TASK INSTRUCTIONS –
From the records below, extract all the text exactly and leave the images behind.

Figure data in JSON:
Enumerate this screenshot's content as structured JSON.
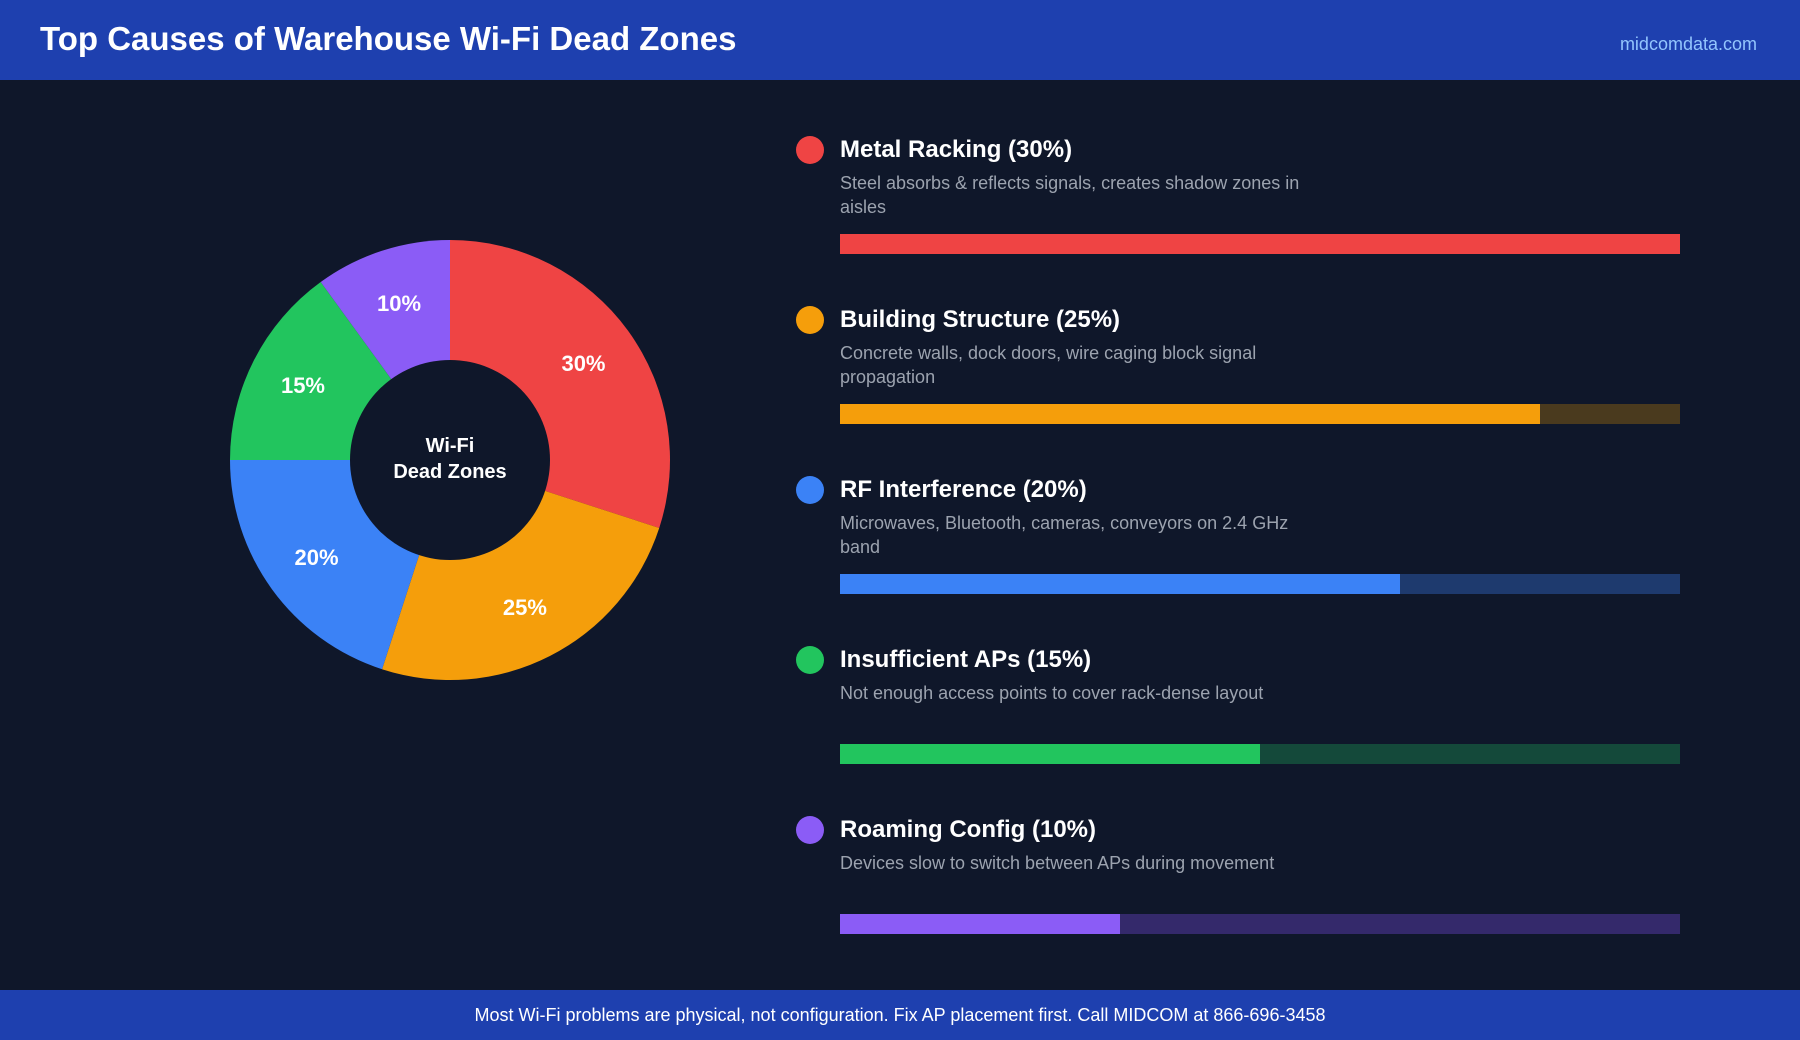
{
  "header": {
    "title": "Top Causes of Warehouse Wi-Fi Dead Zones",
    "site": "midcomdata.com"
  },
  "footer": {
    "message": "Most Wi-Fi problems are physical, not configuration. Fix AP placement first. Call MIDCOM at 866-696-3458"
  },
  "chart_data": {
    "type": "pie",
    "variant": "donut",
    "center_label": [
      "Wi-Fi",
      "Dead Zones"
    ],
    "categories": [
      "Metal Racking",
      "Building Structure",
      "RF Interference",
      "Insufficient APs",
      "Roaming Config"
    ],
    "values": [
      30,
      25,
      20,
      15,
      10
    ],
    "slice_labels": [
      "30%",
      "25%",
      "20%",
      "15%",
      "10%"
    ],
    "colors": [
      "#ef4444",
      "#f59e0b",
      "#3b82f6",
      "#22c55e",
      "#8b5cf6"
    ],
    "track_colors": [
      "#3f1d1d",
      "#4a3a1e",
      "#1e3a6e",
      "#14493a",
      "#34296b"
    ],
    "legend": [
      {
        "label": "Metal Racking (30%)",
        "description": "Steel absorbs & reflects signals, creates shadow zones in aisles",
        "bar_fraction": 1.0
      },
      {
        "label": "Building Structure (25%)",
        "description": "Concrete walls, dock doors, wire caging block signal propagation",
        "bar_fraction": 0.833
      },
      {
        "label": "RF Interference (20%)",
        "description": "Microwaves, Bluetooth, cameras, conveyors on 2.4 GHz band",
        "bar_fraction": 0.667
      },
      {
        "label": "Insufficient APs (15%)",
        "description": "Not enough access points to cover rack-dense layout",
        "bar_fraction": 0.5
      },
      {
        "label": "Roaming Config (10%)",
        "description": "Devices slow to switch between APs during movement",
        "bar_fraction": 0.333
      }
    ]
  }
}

SOLUTION TO THIS TASK –
Enumerate this screenshot's content as structured JSON.
{
  "header": {
    "title": "Top Causes of Warehouse Wi-Fi Dead Zones",
    "site": "midcomdata.com"
  },
  "footer": {
    "message": "Most Wi-Fi problems are physical, not configuration. Fix AP placement first. Call MIDCOM at 866-696-3458"
  },
  "chart_data": {
    "type": "pie",
    "variant": "donut",
    "center_label": [
      "Wi-Fi",
      "Dead Zones"
    ],
    "categories": [
      "Metal Racking",
      "Building Structure",
      "RF Interference",
      "Insufficient APs",
      "Roaming Config"
    ],
    "values": [
      30,
      25,
      20,
      15,
      10
    ],
    "slice_labels": [
      "30%",
      "25%",
      "20%",
      "15%",
      "10%"
    ],
    "colors": [
      "#ef4444",
      "#f59e0b",
      "#3b82f6",
      "#22c55e",
      "#8b5cf6"
    ],
    "track_colors": [
      "#3f1d1d",
      "#4a3a1e",
      "#1e3a6e",
      "#14493a",
      "#34296b"
    ],
    "legend": [
      {
        "label": "Metal Racking (30%)",
        "description": "Steel absorbs & reflects signals, creates shadow zones in aisles",
        "bar_fraction": 1.0
      },
      {
        "label": "Building Structure (25%)",
        "description": "Concrete walls, dock doors, wire caging block signal propagation",
        "bar_fraction": 0.833
      },
      {
        "label": "RF Interference (20%)",
        "description": "Microwaves, Bluetooth, cameras, conveyors on 2.4 GHz band",
        "bar_fraction": 0.667
      },
      {
        "label": "Insufficient APs (15%)",
        "description": "Not enough access points to cover rack-dense layout",
        "bar_fraction": 0.5
      },
      {
        "label": "Roaming Config (10%)",
        "description": "Devices slow to switch between APs during movement",
        "bar_fraction": 0.333
      }
    ]
  }
}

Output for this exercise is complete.